-- begin --

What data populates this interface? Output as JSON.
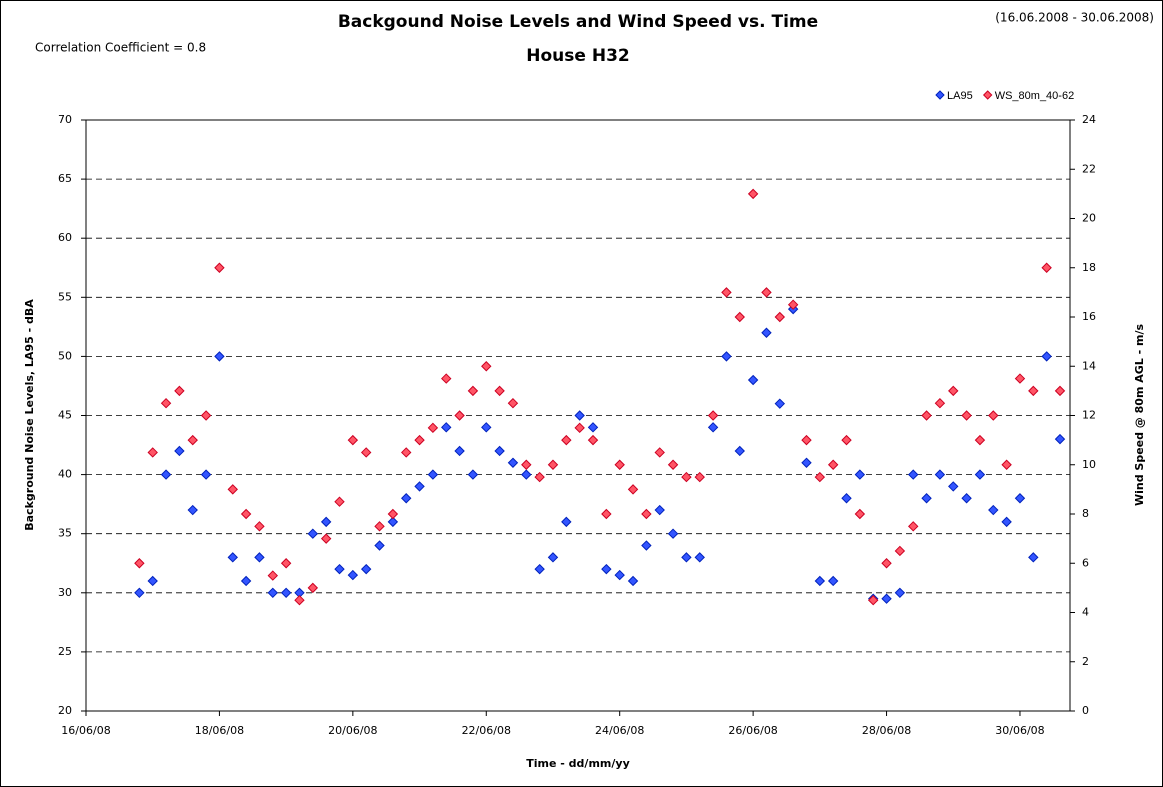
{
  "chart_data": {
    "type": "scatter",
    "title": "Backgound Noise Levels and Wind Speed vs. Time",
    "subtitle": "House H32",
    "annotations": [
      "(16.06.2008 - 30.06.2008)",
      "Correlation Coefficient = 0.8"
    ],
    "x_label": "Time - dd/mm/yy",
    "y_label": "Background Noise Levels, LA95 - dBA",
    "y2_label": "Wind Speed @ 80m AGL - m/s",
    "xlim": [
      16,
      30.75
    ],
    "xticks": [
      {
        "value": 16,
        "label": "16/06/08"
      },
      {
        "value": 18,
        "label": "18/06/08"
      },
      {
        "value": 20,
        "label": "20/06/08"
      },
      {
        "value": 22,
        "label": "22/06/08"
      },
      {
        "value": 24,
        "label": "24/06/08"
      },
      {
        "value": 26,
        "label": "26/06/08"
      },
      {
        "value": 28,
        "label": "28/06/08"
      },
      {
        "value": 30,
        "label": "30/06/08"
      }
    ],
    "ylim": [
      20,
      70
    ],
    "yticks": [
      20,
      25,
      30,
      35,
      40,
      45,
      50,
      55,
      60,
      65,
      70
    ],
    "y2lim": [
      0,
      24
    ],
    "y2ticks": [
      0,
      2,
      4,
      6,
      8,
      10,
      12,
      14,
      16,
      18,
      20,
      22,
      24
    ],
    "grid": true,
    "legend": "top-right",
    "x": [
      16.8,
      17,
      17.2,
      17.4,
      17.6,
      17.8,
      18,
      18.2,
      18.4,
      18.6,
      18.8,
      19,
      19.2,
      19.4,
      19.6,
      19.8,
      20,
      20.2,
      20.4,
      20.6,
      20.8,
      21,
      21.2,
      21.4,
      21.6,
      21.8,
      22,
      22.2,
      22.4,
      22.6,
      22.8,
      23,
      23.2,
      23.4,
      23.6,
      23.8,
      24,
      24.2,
      24.4,
      24.6,
      24.8,
      25,
      25.2,
      25.4,
      25.6,
      25.8,
      26,
      26.2,
      26.4,
      26.6,
      26.8,
      27,
      27.2,
      27.4,
      27.6,
      27.8,
      28,
      28.2,
      28.4,
      28.6,
      28.8,
      29,
      29.2,
      29.4,
      29.6,
      29.8,
      30,
      30.2,
      30.4,
      30.6
    ],
    "series": [
      {
        "name": "LA95",
        "color": "#3355ff",
        "values": [
          30,
          31,
          40,
          42,
          37,
          40,
          50,
          33,
          31,
          33,
          30,
          30,
          30,
          35,
          36,
          32,
          31.5,
          32,
          34,
          36,
          38,
          39,
          40,
          44,
          42,
          40,
          44,
          42,
          41,
          40,
          32,
          33,
          36,
          45,
          44,
          32,
          31.5,
          31,
          34,
          37,
          35,
          33,
          33,
          44,
          50,
          42,
          48,
          52,
          46,
          54,
          41,
          31,
          31,
          38,
          40,
          29.5,
          29.5,
          30,
          40,
          38,
          40,
          39,
          38,
          40,
          37,
          36,
          38,
          33,
          50,
          43
        ]
      },
      {
        "name": "WS_80m_40-62",
        "color": "#ff5566",
        "axis": "y2",
        "values": [
          6,
          10.5,
          12.5,
          13,
          11,
          12,
          18,
          9,
          8,
          7.5,
          5.5,
          6,
          4.5,
          5,
          7,
          8.5,
          11,
          10.5,
          7.5,
          8,
          10.5,
          11,
          11.5,
          13.5,
          12,
          13,
          14,
          13,
          12.5,
          10,
          9.5,
          10,
          11,
          11.5,
          11,
          8,
          10,
          9,
          8,
          10.5,
          10,
          9.5,
          9.5,
          12,
          17,
          16,
          21,
          17,
          16,
          16.5,
          11,
          9.5,
          10,
          11,
          8,
          4.5,
          6,
          6.5,
          7.5,
          12,
          12.5,
          13,
          12,
          11,
          12,
          10,
          13.5,
          13,
          18,
          13
        ]
      }
    ]
  }
}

-- end --

Search the listing for the word "Time". Copy every line in which it occurs.

# Result for this exercise:
    "title": "Backgound Noise Levels and Wind Speed vs. Time",
    "x_label": "Time - dd/mm/yy",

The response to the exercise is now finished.